WRITTEN INSTRUCTION: Find the word "Resurse" in the material below and gather every line that contains it.

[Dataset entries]
- - -
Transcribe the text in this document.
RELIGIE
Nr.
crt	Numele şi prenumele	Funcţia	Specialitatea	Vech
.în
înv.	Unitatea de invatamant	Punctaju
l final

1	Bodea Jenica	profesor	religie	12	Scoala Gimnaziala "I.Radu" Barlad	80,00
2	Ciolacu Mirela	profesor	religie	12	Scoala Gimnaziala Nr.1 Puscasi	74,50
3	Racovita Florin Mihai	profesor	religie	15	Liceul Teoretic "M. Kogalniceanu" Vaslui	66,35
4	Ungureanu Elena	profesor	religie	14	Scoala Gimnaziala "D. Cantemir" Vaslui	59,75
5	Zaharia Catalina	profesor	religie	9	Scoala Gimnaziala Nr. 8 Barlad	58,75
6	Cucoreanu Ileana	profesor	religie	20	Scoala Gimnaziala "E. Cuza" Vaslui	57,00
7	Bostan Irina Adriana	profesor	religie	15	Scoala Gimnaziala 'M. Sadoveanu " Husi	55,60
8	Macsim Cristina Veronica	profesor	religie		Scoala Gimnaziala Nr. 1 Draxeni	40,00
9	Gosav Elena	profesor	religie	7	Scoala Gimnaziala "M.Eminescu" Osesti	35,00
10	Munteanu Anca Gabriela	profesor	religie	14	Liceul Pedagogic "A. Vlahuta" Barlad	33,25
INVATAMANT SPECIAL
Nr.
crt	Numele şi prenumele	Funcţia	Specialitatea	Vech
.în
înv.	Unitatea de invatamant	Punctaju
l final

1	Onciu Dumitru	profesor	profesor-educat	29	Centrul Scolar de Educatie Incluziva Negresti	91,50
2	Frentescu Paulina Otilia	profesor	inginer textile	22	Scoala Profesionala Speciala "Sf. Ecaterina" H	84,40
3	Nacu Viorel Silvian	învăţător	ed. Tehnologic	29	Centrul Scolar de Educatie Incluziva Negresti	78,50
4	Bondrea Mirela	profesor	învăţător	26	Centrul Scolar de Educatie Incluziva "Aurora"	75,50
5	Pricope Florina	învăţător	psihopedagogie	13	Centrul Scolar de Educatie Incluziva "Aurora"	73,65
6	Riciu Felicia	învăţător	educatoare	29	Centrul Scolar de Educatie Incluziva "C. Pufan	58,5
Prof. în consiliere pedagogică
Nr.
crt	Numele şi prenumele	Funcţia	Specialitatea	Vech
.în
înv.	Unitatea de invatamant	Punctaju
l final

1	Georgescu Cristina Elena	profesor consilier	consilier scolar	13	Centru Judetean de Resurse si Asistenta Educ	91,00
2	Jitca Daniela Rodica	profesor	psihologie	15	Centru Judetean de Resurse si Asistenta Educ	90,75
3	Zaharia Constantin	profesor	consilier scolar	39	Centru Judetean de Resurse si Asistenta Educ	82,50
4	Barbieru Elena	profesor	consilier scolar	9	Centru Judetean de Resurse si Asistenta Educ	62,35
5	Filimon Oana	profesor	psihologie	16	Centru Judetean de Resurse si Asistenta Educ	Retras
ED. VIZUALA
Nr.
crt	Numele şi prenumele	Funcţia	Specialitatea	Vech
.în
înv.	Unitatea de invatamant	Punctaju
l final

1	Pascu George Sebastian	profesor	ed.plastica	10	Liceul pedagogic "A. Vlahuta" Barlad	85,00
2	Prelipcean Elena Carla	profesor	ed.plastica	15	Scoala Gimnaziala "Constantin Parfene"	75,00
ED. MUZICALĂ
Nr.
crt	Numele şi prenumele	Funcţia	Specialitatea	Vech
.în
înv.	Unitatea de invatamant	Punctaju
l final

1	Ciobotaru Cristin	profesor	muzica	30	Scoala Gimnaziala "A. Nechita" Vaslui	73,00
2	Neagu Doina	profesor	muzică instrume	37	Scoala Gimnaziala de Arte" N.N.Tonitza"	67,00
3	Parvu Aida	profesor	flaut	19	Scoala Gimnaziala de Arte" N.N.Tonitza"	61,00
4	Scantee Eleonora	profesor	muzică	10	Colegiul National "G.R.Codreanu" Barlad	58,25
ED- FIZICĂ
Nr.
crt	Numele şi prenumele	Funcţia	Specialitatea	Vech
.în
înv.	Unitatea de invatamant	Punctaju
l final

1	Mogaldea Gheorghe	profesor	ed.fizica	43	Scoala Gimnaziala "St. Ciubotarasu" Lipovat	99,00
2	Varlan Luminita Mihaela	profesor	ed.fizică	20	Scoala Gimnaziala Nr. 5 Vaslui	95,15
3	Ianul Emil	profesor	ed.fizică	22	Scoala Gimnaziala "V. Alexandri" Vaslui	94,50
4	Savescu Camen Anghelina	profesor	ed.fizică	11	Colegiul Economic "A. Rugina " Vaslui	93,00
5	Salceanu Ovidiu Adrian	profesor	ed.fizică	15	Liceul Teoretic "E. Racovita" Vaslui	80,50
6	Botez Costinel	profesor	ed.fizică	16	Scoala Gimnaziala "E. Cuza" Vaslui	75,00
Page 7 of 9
- - -
WRITTEN ANSWER:
1	Georgescu Cristina Elena	profesor consilier	consilier scolar	13	Centru Judetean de Resurse si Asistenta Educ	91,00
2	Jitca Daniela Rodica	profesor	psihologie	15	Centru Judetean de Resurse si Asistenta Educ	90,75
3	Zaharia Constantin	profesor	consilier scolar	39	Centru Judetean de Resurse si Asistenta Educ	82,50
4	Barbieru Elena	profesor	consilier scolar	9	Centru Judetean de Resurse si Asistenta Educ	62,35
5	Filimon Oana	profesor	psihologie	16	Centru Judetean de Resurse si Asistenta Educ	Retras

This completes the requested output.